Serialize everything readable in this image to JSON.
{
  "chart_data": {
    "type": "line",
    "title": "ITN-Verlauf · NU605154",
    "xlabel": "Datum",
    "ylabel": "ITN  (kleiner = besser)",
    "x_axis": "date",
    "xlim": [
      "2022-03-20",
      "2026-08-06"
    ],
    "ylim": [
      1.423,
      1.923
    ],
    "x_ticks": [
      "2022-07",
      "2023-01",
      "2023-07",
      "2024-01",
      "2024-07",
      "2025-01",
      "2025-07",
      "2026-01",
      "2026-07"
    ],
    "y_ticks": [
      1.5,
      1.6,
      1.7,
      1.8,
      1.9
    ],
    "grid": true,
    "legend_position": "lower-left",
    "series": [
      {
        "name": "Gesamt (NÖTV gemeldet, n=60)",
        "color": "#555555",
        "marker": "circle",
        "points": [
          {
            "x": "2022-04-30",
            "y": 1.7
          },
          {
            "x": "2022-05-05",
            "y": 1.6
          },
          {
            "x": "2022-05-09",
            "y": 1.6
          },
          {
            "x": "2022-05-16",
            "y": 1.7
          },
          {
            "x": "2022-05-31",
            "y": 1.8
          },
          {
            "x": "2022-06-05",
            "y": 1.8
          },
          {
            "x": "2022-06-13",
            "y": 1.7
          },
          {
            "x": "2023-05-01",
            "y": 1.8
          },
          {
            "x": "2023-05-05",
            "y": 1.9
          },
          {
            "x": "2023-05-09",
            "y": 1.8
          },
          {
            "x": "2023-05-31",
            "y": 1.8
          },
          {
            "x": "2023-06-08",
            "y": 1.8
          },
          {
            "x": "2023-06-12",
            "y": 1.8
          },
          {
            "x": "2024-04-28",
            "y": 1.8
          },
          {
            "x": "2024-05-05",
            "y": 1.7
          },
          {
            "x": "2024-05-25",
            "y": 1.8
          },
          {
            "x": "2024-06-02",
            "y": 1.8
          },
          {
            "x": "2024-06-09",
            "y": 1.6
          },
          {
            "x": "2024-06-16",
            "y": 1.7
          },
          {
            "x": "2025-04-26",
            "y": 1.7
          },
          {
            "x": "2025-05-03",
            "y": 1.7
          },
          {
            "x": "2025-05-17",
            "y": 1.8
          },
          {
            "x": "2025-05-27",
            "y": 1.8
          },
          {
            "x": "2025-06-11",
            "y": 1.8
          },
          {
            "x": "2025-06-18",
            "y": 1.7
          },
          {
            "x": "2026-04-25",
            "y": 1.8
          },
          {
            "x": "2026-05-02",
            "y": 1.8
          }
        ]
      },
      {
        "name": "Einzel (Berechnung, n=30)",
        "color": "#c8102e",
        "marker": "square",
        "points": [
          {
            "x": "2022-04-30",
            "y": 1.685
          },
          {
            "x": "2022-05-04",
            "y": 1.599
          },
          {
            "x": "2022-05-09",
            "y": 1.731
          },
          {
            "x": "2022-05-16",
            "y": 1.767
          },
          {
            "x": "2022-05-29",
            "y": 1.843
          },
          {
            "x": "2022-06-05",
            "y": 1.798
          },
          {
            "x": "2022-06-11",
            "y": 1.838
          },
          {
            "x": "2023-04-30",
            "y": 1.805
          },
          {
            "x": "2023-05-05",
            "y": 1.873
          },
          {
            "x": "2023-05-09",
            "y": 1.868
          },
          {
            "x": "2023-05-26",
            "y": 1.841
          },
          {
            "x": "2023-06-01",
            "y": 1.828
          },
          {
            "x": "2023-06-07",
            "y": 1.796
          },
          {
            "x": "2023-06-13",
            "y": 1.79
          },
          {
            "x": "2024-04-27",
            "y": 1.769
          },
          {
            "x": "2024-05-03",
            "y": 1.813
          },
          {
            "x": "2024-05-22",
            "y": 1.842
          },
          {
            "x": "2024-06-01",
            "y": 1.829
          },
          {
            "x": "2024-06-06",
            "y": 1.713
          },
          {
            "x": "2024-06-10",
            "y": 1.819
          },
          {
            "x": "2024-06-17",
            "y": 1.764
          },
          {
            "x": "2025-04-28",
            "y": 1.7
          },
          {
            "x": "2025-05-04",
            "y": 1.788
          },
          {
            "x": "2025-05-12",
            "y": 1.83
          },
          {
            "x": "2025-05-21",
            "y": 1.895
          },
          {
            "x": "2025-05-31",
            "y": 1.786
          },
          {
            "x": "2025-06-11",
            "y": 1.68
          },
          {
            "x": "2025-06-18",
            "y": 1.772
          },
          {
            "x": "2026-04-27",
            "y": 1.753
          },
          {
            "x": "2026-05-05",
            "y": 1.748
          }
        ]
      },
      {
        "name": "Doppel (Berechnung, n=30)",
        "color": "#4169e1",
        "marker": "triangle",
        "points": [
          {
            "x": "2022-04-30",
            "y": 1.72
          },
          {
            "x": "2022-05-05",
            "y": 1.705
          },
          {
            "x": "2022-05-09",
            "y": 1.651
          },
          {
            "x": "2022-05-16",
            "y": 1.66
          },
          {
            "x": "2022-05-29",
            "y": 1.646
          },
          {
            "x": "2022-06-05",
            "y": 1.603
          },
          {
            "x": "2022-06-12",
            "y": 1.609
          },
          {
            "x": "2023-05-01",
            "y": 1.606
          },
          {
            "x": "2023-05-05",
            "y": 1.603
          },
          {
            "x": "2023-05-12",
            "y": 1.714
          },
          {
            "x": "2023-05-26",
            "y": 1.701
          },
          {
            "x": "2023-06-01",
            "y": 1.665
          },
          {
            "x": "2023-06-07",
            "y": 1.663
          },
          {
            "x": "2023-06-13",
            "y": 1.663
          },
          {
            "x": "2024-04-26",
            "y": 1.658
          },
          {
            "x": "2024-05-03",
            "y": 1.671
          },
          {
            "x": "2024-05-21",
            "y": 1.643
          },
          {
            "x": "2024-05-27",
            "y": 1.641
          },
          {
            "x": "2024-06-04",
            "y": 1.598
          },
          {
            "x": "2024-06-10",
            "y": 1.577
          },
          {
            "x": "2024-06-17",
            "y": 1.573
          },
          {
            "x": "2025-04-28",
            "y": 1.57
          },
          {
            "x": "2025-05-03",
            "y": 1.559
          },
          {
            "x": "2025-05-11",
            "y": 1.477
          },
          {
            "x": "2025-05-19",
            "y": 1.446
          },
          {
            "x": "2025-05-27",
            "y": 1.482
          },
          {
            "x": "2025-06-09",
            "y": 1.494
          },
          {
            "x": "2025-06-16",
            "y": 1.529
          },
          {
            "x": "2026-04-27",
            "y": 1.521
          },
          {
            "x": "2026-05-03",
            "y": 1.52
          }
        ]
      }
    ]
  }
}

### PROBLEM STATEMENT
Restate all of the entries above precisely.

### ANSWER FOR THE TASK
Serialize everything readable in this image to JSON.
{
  "chart_data": {
    "type": "line",
    "title": "ITN-Verlauf · NU605154",
    "xlabel": "Datum",
    "ylabel": "ITN  (kleiner = besser)",
    "x_axis": "date",
    "xlim": [
      "2022-03-20",
      "2026-08-06"
    ],
    "ylim": [
      1.423,
      1.923
    ],
    "x_ticks": [
      "2022-07",
      "2023-01",
      "2023-07",
      "2024-01",
      "2024-07",
      "2025-01",
      "2025-07",
      "2026-01",
      "2026-07"
    ],
    "y_ticks": [
      1.5,
      1.6,
      1.7,
      1.8,
      1.9
    ],
    "grid": true,
    "legend_position": "lower-left",
    "series": [
      {
        "name": "Gesamt (NÖTV gemeldet, n=60)",
        "color": "#555555",
        "marker": "circle",
        "points": [
          {
            "x": "2022-04-30",
            "y": 1.7
          },
          {
            "x": "2022-05-05",
            "y": 1.6
          },
          {
            "x": "2022-05-09",
            "y": 1.6
          },
          {
            "x": "2022-05-16",
            "y": 1.7
          },
          {
            "x": "2022-05-31",
            "y": 1.8
          },
          {
            "x": "2022-06-05",
            "y": 1.8
          },
          {
            "x": "2022-06-13",
            "y": 1.7
          },
          {
            "x": "2023-05-01",
            "y": 1.8
          },
          {
            "x": "2023-05-05",
            "y": 1.9
          },
          {
            "x": "2023-05-09",
            "y": 1.8
          },
          {
            "x": "2023-05-31",
            "y": 1.8
          },
          {
            "x": "2023-06-08",
            "y": 1.8
          },
          {
            "x": "2023-06-12",
            "y": 1.8
          },
          {
            "x": "2024-04-28",
            "y": 1.8
          },
          {
            "x": "2024-05-05",
            "y": 1.7
          },
          {
            "x": "2024-05-25",
            "y": 1.8
          },
          {
            "x": "2024-06-02",
            "y": 1.8
          },
          {
            "x": "2024-06-09",
            "y": 1.6
          },
          {
            "x": "2024-06-16",
            "y": 1.7
          },
          {
            "x": "2025-04-26",
            "y": 1.7
          },
          {
            "x": "2025-05-03",
            "y": 1.7
          },
          {
            "x": "2025-05-17",
            "y": 1.8
          },
          {
            "x": "2025-05-27",
            "y": 1.8
          },
          {
            "x": "2025-06-11",
            "y": 1.8
          },
          {
            "x": "2025-06-18",
            "y": 1.7
          },
          {
            "x": "2026-04-25",
            "y": 1.8
          },
          {
            "x": "2026-05-02",
            "y": 1.8
          }
        ]
      },
      {
        "name": "Einzel (Berechnung, n=30)",
        "color": "#c8102e",
        "marker": "square",
        "points": [
          {
            "x": "2022-04-30",
            "y": 1.685
          },
          {
            "x": "2022-05-04",
            "y": 1.599
          },
          {
            "x": "2022-05-09",
            "y": 1.731
          },
          {
            "x": "2022-05-16",
            "y": 1.767
          },
          {
            "x": "2022-05-29",
            "y": 1.843
          },
          {
            "x": "2022-06-05",
            "y": 1.798
          },
          {
            "x": "2022-06-11",
            "y": 1.838
          },
          {
            "x": "2023-04-30",
            "y": 1.805
          },
          {
            "x": "2023-05-05",
            "y": 1.873
          },
          {
            "x": "2023-05-09",
            "y": 1.868
          },
          {
            "x": "2023-05-26",
            "y": 1.841
          },
          {
            "x": "2023-06-01",
            "y": 1.828
          },
          {
            "x": "2023-06-07",
            "y": 1.796
          },
          {
            "x": "2023-06-13",
            "y": 1.79
          },
          {
            "x": "2024-04-27",
            "y": 1.769
          },
          {
            "x": "2024-05-03",
            "y": 1.813
          },
          {
            "x": "2024-05-22",
            "y": 1.842
          },
          {
            "x": "2024-06-01",
            "y": 1.829
          },
          {
            "x": "2024-06-06",
            "y": 1.713
          },
          {
            "x": "2024-06-10",
            "y": 1.819
          },
          {
            "x": "2024-06-17",
            "y": 1.764
          },
          {
            "x": "2025-04-28",
            "y": 1.7
          },
          {
            "x": "2025-05-04",
            "y": 1.788
          },
          {
            "x": "2025-05-12",
            "y": 1.83
          },
          {
            "x": "2025-05-21",
            "y": 1.895
          },
          {
            "x": "2025-05-31",
            "y": 1.786
          },
          {
            "x": "2025-06-11",
            "y": 1.68
          },
          {
            "x": "2025-06-18",
            "y": 1.772
          },
          {
            "x": "2026-04-27",
            "y": 1.753
          },
          {
            "x": "2026-05-05",
            "y": 1.748
          }
        ]
      },
      {
        "name": "Doppel (Berechnung, n=30)",
        "color": "#4169e1",
        "marker": "triangle",
        "points": [
          {
            "x": "2022-04-30",
            "y": 1.72
          },
          {
            "x": "2022-05-05",
            "y": 1.705
          },
          {
            "x": "2022-05-09",
            "y": 1.651
          },
          {
            "x": "2022-05-16",
            "y": 1.66
          },
          {
            "x": "2022-05-29",
            "y": 1.646
          },
          {
            "x": "2022-06-05",
            "y": 1.603
          },
          {
            "x": "2022-06-12",
            "y": 1.609
          },
          {
            "x": "2023-05-01",
            "y": 1.606
          },
          {
            "x": "2023-05-05",
            "y": 1.603
          },
          {
            "x": "2023-05-12",
            "y": 1.714
          },
          {
            "x": "2023-05-26",
            "y": 1.701
          },
          {
            "x": "2023-06-01",
            "y": 1.665
          },
          {
            "x": "2023-06-07",
            "y": 1.663
          },
          {
            "x": "2023-06-13",
            "y": 1.663
          },
          {
            "x": "2024-04-26",
            "y": 1.658
          },
          {
            "x": "2024-05-03",
            "y": 1.671
          },
          {
            "x": "2024-05-21",
            "y": 1.643
          },
          {
            "x": "2024-05-27",
            "y": 1.641
          },
          {
            "x": "2024-06-04",
            "y": 1.598
          },
          {
            "x": "2024-06-10",
            "y": 1.577
          },
          {
            "x": "2024-06-17",
            "y": 1.573
          },
          {
            "x": "2025-04-28",
            "y": 1.57
          },
          {
            "x": "2025-05-03",
            "y": 1.559
          },
          {
            "x": "2025-05-11",
            "y": 1.477
          },
          {
            "x": "2025-05-19",
            "y": 1.446
          },
          {
            "x": "2025-05-27",
            "y": 1.482
          },
          {
            "x": "2025-06-09",
            "y": 1.494
          },
          {
            "x": "2025-06-16",
            "y": 1.529
          },
          {
            "x": "2026-04-27",
            "y": 1.521
          },
          {
            "x": "2026-05-03",
            "y": 1.52
          }
        ]
      }
    ]
  }
}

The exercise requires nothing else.